* **Exercise details**
It is required that all of the data be written out exactly.
-- Begin Data provided --
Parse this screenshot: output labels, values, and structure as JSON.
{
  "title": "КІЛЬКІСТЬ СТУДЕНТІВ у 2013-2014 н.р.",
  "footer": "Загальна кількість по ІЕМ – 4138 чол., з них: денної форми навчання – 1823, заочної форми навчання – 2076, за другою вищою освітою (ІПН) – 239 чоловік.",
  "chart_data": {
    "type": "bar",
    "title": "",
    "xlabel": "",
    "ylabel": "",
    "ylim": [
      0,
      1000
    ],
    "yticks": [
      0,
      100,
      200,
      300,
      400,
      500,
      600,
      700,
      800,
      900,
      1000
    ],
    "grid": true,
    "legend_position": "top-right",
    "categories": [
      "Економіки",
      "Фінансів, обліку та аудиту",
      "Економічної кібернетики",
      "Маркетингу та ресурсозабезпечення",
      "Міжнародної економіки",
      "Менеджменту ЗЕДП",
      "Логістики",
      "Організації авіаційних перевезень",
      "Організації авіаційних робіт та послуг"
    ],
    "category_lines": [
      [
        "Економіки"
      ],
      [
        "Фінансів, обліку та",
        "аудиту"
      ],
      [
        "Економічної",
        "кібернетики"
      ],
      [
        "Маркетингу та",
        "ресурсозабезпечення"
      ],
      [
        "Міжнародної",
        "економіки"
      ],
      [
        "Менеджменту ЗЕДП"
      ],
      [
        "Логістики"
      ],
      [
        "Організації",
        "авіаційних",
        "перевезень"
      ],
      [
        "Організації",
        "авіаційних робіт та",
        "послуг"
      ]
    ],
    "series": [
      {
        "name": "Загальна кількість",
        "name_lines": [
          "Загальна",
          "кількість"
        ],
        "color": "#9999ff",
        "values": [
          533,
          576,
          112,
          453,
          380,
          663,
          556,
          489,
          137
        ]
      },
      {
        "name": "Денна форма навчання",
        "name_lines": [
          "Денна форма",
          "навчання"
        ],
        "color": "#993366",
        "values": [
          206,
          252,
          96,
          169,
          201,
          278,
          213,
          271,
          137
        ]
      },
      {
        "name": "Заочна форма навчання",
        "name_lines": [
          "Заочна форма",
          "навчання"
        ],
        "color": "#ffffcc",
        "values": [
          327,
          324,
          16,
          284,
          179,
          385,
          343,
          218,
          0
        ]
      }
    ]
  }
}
-- End Data provided --
* **Task response**
Parse this screenshot: output labels, values, and structure as JSON.
{
  "title": "КІЛЬКІСТЬ СТУДЕНТІВ у 2013-2014 н.р.",
  "footer": "Загальна кількість по ІЕМ – 4138 чол., з них: денної форми навчання – 1823, заочної форми навчання – 2076, за другою вищою освітою (ІПН) – 239 чоловік.",
  "chart_data": {
    "type": "bar",
    "title": "",
    "xlabel": "",
    "ylabel": "",
    "ylim": [
      0,
      1000
    ],
    "yticks": [
      0,
      100,
      200,
      300,
      400,
      500,
      600,
      700,
      800,
      900,
      1000
    ],
    "grid": true,
    "legend_position": "top-right",
    "categories": [
      "Економіки",
      "Фінансів, обліку та аудиту",
      "Економічної кібернетики",
      "Маркетингу та ресурсозабезпечення",
      "Міжнародної економіки",
      "Менеджменту ЗЕДП",
      "Логістики",
      "Організації авіаційних перевезень",
      "Організації авіаційних робіт та послуг"
    ],
    "category_lines": [
      [
        "Економіки"
      ],
      [
        "Фінансів, обліку та",
        "аудиту"
      ],
      [
        "Економічної",
        "кібернетики"
      ],
      [
        "Маркетингу та",
        "ресурсозабезпечення"
      ],
      [
        "Міжнародної",
        "економіки"
      ],
      [
        "Менеджменту ЗЕДП"
      ],
      [
        "Логістики"
      ],
      [
        "Організації",
        "авіаційних",
        "перевезень"
      ],
      [
        "Організації",
        "авіаційних робіт та",
        "послуг"
      ]
    ],
    "series": [
      {
        "name": "Загальна кількість",
        "name_lines": [
          "Загальна",
          "кількість"
        ],
        "color": "#9999ff",
        "values": [
          533,
          576,
          112,
          453,
          380,
          663,
          556,
          489,
          137
        ]
      },
      {
        "name": "Денна форма навчання",
        "name_lines": [
          "Денна форма",
          "навчання"
        ],
        "color": "#993366",
        "values": [
          206,
          252,
          96,
          169,
          201,
          278,
          213,
          271,
          137
        ]
      },
      {
        "name": "Заочна форма навчання",
        "name_lines": [
          "Заочна форма",
          "навчання"
        ],
        "color": "#ffffcc",
        "values": [
          327,
          324,
          16,
          284,
          179,
          385,
          343,
          218,
          0
        ]
      }
    ]
  }
}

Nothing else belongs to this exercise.